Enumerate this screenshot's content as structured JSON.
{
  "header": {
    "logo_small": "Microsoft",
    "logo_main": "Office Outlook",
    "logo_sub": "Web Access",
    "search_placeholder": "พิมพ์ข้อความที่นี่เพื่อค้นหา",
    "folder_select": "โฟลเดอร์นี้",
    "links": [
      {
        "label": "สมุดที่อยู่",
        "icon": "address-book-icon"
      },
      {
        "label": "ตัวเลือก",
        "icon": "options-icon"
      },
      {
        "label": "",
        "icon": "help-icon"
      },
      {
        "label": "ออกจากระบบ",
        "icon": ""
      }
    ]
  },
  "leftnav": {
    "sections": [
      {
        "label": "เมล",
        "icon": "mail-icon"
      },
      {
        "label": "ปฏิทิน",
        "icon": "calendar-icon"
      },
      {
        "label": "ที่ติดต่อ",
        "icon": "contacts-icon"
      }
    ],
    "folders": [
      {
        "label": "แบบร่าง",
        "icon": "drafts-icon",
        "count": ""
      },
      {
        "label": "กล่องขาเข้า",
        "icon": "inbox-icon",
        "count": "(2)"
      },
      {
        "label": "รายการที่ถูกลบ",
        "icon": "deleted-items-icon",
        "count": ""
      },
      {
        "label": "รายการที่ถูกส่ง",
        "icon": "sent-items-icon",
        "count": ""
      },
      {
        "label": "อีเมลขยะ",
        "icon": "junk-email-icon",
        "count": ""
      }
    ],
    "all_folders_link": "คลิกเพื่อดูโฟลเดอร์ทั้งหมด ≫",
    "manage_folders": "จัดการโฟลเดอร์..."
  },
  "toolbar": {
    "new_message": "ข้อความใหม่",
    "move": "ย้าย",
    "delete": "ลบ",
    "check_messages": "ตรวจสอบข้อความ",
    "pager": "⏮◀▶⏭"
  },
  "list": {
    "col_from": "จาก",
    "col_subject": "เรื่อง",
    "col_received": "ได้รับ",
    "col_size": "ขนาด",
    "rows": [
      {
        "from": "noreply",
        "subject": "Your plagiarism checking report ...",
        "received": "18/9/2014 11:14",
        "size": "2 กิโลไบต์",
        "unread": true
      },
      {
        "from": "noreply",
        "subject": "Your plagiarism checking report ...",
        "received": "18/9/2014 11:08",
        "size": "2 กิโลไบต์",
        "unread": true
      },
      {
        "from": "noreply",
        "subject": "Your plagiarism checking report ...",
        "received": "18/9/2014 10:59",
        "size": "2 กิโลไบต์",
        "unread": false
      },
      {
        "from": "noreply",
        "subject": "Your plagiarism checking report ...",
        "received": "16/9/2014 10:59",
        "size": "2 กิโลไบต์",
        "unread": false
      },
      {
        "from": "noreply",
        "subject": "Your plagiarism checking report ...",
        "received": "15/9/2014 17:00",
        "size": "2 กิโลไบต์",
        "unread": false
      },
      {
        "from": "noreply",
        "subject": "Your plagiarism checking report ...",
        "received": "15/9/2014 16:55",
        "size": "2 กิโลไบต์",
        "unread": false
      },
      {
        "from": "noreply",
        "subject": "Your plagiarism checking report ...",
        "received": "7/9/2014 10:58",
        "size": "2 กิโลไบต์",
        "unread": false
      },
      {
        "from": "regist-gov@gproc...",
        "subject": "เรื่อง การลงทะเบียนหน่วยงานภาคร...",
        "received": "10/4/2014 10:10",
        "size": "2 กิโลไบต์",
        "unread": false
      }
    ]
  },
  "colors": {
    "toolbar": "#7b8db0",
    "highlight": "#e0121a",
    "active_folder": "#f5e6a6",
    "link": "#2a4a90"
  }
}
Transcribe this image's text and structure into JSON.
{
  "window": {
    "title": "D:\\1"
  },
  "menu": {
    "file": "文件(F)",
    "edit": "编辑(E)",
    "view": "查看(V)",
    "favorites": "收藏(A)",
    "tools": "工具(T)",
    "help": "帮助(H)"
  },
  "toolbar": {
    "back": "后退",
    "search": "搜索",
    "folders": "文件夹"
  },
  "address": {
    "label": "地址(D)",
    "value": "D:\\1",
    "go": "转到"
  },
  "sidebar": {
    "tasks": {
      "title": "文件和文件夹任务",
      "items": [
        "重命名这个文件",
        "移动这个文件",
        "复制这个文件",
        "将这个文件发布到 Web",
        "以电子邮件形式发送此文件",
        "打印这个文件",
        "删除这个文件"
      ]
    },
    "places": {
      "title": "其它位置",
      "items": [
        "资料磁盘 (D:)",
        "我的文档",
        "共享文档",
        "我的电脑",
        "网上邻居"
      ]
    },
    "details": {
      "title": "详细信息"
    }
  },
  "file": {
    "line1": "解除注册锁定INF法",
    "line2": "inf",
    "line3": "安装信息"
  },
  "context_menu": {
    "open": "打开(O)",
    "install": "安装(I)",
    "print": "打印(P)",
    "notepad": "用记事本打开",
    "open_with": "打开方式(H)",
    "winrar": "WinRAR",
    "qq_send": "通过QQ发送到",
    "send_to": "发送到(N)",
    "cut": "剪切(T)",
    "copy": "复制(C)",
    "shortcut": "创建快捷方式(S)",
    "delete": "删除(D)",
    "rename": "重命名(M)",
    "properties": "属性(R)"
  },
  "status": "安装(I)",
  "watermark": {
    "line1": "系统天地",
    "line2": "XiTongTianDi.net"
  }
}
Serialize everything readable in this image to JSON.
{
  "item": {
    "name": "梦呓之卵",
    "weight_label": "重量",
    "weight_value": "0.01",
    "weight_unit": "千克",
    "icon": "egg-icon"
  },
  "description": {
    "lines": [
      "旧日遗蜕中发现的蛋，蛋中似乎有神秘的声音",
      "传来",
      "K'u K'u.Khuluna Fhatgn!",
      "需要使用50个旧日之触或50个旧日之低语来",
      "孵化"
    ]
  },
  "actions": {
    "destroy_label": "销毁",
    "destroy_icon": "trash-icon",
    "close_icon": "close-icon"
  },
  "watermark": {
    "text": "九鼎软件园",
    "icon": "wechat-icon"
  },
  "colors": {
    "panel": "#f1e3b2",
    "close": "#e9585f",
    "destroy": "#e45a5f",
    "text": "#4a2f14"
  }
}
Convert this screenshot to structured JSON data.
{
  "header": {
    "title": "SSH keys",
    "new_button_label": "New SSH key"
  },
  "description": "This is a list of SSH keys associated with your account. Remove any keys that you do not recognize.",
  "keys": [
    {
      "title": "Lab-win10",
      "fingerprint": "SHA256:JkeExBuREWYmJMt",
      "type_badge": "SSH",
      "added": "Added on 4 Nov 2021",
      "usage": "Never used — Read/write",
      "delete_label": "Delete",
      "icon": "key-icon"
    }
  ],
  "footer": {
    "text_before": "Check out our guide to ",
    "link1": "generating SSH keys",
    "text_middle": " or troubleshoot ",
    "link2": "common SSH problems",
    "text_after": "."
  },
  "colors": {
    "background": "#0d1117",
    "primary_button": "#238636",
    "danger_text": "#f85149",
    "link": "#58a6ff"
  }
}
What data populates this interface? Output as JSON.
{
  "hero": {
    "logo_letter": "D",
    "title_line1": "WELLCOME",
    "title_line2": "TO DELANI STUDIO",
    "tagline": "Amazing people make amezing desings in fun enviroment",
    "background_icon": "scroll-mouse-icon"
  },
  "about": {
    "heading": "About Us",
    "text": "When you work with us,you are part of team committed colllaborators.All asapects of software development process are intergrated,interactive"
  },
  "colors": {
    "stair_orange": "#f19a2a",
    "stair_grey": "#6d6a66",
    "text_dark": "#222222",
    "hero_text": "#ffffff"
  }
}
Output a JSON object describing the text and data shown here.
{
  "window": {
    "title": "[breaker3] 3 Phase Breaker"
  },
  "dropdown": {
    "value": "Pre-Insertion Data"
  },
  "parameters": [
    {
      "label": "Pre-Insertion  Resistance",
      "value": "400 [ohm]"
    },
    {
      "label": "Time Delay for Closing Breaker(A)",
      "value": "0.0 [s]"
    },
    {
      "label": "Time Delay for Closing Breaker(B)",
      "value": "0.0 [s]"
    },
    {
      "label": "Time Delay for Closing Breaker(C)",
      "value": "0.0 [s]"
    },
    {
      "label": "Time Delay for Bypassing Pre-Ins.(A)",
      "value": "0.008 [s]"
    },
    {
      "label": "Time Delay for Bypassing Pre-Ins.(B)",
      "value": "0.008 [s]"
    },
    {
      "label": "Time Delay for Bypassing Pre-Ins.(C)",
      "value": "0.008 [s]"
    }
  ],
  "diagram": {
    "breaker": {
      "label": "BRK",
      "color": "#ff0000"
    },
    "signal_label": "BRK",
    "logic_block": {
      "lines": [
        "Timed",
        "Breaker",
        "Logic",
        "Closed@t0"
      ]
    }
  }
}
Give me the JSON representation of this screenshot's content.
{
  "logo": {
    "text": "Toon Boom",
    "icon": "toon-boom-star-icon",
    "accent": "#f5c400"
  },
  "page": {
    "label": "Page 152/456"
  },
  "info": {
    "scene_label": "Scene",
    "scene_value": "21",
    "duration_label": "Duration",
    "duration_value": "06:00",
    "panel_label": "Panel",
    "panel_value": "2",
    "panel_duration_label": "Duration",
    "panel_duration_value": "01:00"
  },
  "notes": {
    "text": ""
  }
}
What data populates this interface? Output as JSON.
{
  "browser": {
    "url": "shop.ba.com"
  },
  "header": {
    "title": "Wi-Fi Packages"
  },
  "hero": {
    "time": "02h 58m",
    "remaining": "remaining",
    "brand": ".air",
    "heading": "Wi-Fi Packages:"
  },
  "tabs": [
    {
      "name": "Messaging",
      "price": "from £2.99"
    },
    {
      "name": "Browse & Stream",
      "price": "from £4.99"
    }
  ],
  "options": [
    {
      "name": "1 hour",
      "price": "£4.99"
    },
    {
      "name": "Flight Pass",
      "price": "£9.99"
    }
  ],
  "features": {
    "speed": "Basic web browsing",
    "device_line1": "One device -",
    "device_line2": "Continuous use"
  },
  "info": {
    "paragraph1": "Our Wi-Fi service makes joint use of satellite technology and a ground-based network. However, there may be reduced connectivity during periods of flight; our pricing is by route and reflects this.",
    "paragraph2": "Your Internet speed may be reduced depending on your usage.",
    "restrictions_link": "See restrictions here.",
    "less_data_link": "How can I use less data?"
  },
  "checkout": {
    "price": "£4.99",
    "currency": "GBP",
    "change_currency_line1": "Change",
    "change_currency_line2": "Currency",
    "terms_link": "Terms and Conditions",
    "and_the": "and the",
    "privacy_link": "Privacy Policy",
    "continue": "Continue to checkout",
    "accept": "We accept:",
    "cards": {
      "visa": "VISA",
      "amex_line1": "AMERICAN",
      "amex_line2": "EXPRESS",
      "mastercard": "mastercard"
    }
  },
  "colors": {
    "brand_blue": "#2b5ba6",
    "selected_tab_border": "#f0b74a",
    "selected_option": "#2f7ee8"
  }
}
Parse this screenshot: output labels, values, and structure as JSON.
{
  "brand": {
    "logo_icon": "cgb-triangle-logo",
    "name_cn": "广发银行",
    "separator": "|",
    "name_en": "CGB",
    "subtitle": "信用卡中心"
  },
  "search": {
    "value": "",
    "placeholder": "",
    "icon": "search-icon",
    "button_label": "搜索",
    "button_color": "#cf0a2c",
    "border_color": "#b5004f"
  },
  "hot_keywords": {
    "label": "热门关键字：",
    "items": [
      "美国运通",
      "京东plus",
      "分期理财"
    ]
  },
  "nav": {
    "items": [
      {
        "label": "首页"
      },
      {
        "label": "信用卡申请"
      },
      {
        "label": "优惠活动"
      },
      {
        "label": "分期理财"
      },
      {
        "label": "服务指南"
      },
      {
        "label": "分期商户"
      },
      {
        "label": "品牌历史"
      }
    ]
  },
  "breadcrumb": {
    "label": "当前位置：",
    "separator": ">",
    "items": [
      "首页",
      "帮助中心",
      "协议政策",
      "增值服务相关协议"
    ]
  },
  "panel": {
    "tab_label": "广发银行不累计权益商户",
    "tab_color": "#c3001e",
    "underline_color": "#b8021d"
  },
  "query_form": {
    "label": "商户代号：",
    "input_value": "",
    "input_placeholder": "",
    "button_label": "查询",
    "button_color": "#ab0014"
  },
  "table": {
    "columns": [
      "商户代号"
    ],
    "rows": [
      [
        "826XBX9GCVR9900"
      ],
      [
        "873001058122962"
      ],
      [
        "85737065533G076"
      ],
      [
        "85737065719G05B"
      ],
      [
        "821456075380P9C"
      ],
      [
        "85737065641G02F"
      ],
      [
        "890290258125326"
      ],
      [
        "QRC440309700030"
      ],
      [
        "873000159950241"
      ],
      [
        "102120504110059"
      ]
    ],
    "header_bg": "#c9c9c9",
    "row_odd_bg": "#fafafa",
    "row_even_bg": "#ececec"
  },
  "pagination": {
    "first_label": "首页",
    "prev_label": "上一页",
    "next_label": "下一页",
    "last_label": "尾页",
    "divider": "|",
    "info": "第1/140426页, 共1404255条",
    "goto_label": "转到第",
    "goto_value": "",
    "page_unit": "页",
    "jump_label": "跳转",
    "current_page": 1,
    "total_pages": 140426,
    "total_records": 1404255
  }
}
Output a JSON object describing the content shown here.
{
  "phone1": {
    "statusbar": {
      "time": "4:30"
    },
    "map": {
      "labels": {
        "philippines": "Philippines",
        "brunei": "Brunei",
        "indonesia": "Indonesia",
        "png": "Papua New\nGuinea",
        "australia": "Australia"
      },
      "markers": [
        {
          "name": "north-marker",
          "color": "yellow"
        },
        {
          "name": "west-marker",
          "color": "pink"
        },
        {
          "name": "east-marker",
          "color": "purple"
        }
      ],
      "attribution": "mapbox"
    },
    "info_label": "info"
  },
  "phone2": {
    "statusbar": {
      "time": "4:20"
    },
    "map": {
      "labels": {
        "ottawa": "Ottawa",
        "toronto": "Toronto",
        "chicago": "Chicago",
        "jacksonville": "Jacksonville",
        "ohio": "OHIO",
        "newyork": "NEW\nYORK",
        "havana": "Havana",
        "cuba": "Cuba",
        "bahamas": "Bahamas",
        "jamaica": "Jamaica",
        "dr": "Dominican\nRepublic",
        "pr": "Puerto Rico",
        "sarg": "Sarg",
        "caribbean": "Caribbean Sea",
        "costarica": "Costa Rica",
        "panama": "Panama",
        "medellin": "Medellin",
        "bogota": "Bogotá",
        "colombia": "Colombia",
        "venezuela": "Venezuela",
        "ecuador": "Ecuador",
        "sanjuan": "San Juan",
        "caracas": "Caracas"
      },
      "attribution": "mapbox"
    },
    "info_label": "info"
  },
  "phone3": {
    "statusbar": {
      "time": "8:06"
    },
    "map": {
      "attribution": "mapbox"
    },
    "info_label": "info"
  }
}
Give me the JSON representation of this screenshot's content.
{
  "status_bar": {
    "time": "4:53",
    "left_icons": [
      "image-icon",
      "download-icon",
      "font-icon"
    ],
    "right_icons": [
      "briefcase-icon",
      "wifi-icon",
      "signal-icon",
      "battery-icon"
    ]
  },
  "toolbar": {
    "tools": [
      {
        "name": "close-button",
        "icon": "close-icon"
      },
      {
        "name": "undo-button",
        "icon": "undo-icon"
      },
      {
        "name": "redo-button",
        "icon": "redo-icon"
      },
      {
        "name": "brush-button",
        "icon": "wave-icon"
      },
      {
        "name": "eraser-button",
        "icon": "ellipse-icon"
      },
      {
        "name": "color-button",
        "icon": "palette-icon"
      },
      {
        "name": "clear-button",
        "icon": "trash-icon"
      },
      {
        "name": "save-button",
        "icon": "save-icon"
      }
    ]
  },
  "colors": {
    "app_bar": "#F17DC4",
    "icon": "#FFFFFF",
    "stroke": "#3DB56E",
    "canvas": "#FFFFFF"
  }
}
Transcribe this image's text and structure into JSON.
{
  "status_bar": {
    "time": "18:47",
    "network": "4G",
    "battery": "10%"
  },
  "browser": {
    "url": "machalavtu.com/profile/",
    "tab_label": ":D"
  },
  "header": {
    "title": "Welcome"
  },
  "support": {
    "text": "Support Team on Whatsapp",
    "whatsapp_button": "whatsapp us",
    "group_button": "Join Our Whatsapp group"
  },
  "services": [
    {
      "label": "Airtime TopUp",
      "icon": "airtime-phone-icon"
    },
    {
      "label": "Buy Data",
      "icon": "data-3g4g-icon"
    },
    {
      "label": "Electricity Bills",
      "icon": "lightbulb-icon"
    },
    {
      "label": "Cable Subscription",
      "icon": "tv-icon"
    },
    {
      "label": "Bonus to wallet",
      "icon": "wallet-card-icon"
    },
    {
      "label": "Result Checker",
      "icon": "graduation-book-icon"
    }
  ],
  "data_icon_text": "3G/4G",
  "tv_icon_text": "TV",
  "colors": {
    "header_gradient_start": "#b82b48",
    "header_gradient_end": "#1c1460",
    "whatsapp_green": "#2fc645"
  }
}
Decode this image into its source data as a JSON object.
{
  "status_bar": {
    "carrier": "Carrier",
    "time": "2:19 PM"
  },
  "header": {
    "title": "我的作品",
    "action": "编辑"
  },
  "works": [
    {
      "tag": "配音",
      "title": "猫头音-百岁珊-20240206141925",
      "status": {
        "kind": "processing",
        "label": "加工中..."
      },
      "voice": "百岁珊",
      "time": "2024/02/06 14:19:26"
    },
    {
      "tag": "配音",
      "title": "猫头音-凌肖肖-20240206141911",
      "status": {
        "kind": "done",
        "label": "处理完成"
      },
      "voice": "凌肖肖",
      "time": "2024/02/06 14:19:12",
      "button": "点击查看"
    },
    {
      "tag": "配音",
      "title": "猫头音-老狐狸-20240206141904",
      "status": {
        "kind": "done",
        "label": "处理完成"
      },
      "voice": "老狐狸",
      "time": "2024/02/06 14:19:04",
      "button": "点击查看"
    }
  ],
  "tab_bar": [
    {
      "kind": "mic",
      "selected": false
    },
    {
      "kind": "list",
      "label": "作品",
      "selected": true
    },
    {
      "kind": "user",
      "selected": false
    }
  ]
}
-.-.-
• TASK BRIEF:
Each line of the material that holds the string "Closing" counts once; give the total alone.

• PROBLEM SOLUTION:
3